## [Task brief]
Report every line in the listing that contains the string "name".

----------------------------------------

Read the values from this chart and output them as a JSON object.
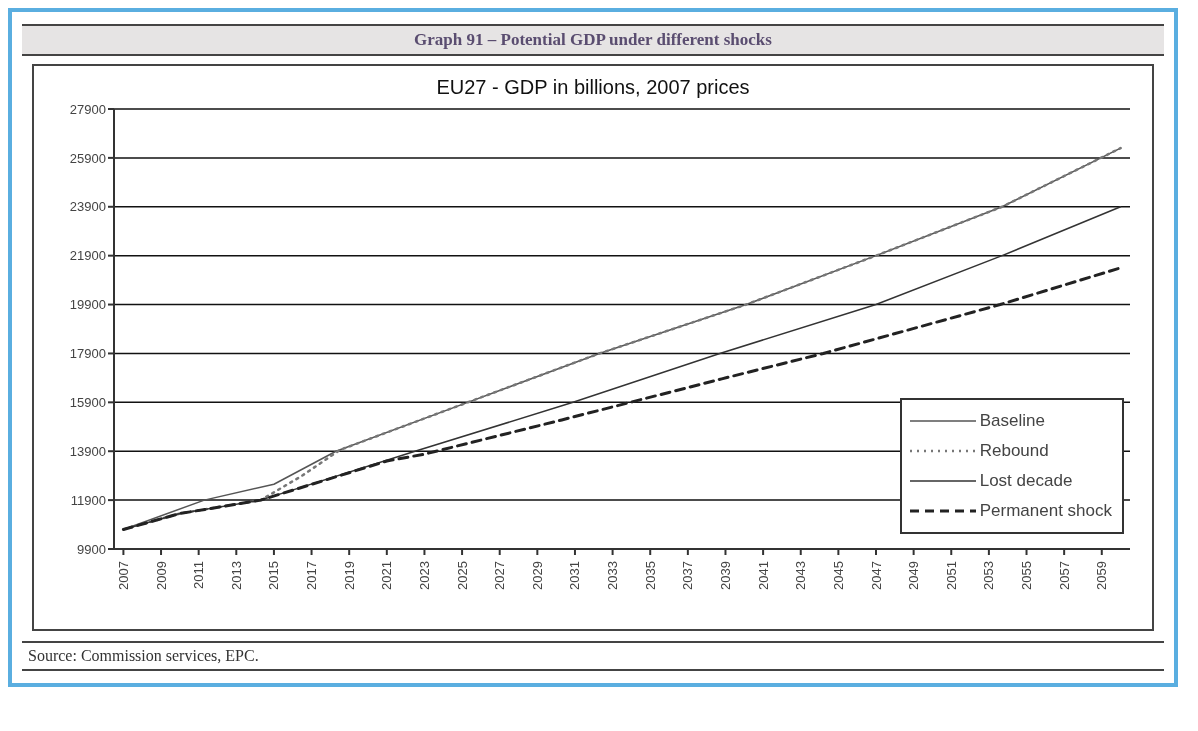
{
  "chart_data": {
    "type": "line",
    "title": "Graph 91 – Potential GDP under different shocks",
    "subtitle": "EU27 - GDP in billions, 2007 prices",
    "annotations": [
      "Source: Commission services, EPC."
    ],
    "xlim": [
      2006.5,
      2060.5
    ],
    "xticks": [
      2007,
      2009,
      2011,
      2013,
      2015,
      2017,
      2019,
      2021,
      2023,
      2025,
      2027,
      2029,
      2031,
      2033,
      2035,
      2037,
      2039,
      2041,
      2043,
      2045,
      2047,
      2049,
      2051,
      2053,
      2055,
      2057,
      2059
    ],
    "ylim": [
      9900,
      27900
    ],
    "yticks": [
      9900,
      11900,
      13900,
      15900,
      17900,
      19900,
      21900,
      23900,
      25900,
      27900
    ],
    "grid": "y",
    "legend": "bottom right",
    "marker": "none",
    "series": [
      {
        "name": "Baseline",
        "color": "#555555",
        "line_style": "solid",
        "x": [
          2007,
          2011.3,
          2015,
          2018.3,
          2025.3,
          2032.3,
          2040.1,
          2047,
          2053.7,
          2060
        ],
        "values": [
          10700,
          11900,
          12550,
          13900,
          15900,
          17900,
          19900,
          21900,
          23900,
          26300
        ]
      },
      {
        "name": "Rebound",
        "color": "#777777",
        "line_style": "dotted",
        "x": [
          2007,
          2010,
          2014.3,
          2016.5,
          2018.5,
          2025.3,
          2032.3,
          2040.1,
          2047,
          2053.7,
          2060
        ],
        "values": [
          10700,
          11350,
          11900,
          12900,
          13950,
          15900,
          17900,
          19900,
          21900,
          23900,
          26300
        ]
      },
      {
        "name": "Lost decade",
        "color": "#333333",
        "line_style": "solid",
        "x": [
          2007,
          2010,
          2014.3,
          2022.5,
          2030.9,
          2038.7,
          2047,
          2053.7,
          2060
        ],
        "values": [
          10700,
          11350,
          11900,
          13900,
          15900,
          17900,
          19900,
          21900,
          23900
        ]
      },
      {
        "name": "Permanent shock",
        "color": "#222222",
        "line_style": "dashed",
        "x": [
          2007,
          2010,
          2014.3,
          2021,
          2023,
          2030.3,
          2038.8,
          2044.2,
          2053.6,
          2060
        ],
        "values": [
          10700,
          11350,
          11900,
          13500,
          13780,
          15180,
          16860,
          17900,
          19900,
          21400
        ]
      }
    ]
  }
}
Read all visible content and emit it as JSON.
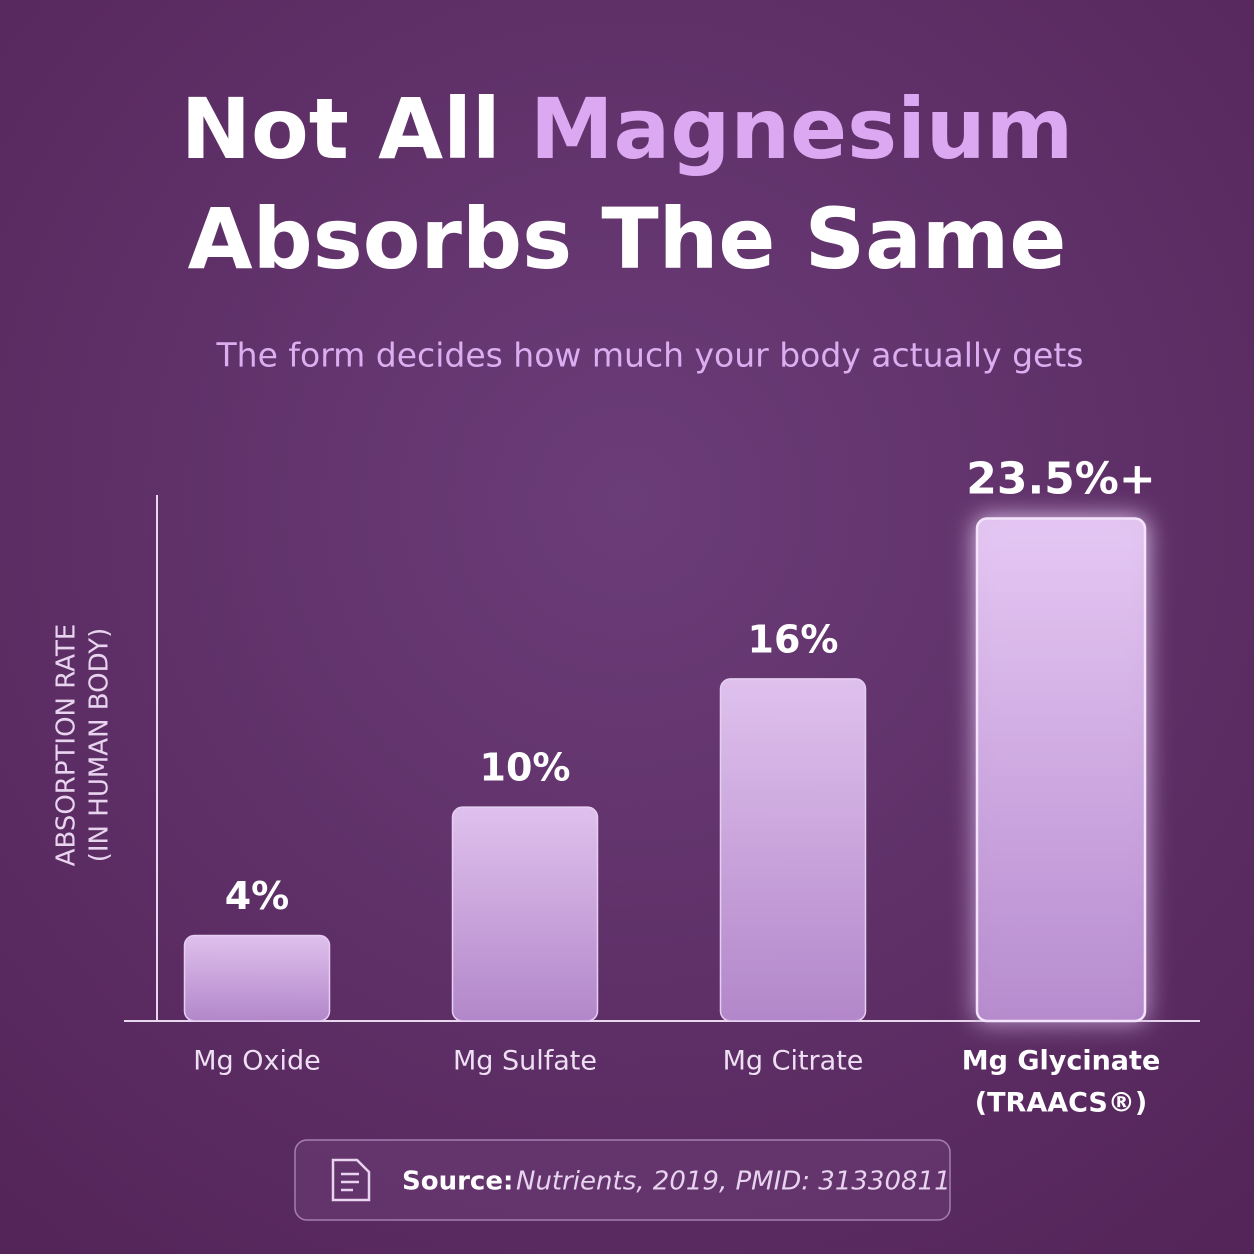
{
  "chart_data": {
    "type": "bar",
    "title": [
      "Not All ",
      "Magnesium",
      "Absorbs The Same"
    ],
    "subtitle": "The form decides how much your body actually gets",
    "y_label": [
      "ABSORPTION RATE",
      "(IN HUMAN BODY)"
    ],
    "categories": [
      [
        "Mg Oxide"
      ],
      [
        "Mg Sulfate"
      ],
      [
        "Mg Citrate"
      ],
      [
        "Mg Glycinate",
        "(TRAACS®)"
      ]
    ],
    "values": [
      4,
      10,
      16,
      23.5
    ],
    "value_labels": [
      "4%",
      "10%",
      "16%",
      "23.5%+"
    ],
    "color": "#d7b4ec",
    "ylim": [
      0,
      24.6
    ],
    "source": {
      "label": "Source:",
      "text": "Nutrients, 2019, PMID: 31330811"
    }
  }
}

----------------------------------------

## [Full response]
        "name": "Baseline",
        "name": "Rebound",
        "name": "Lost decade",
        "name": "Permanent shock",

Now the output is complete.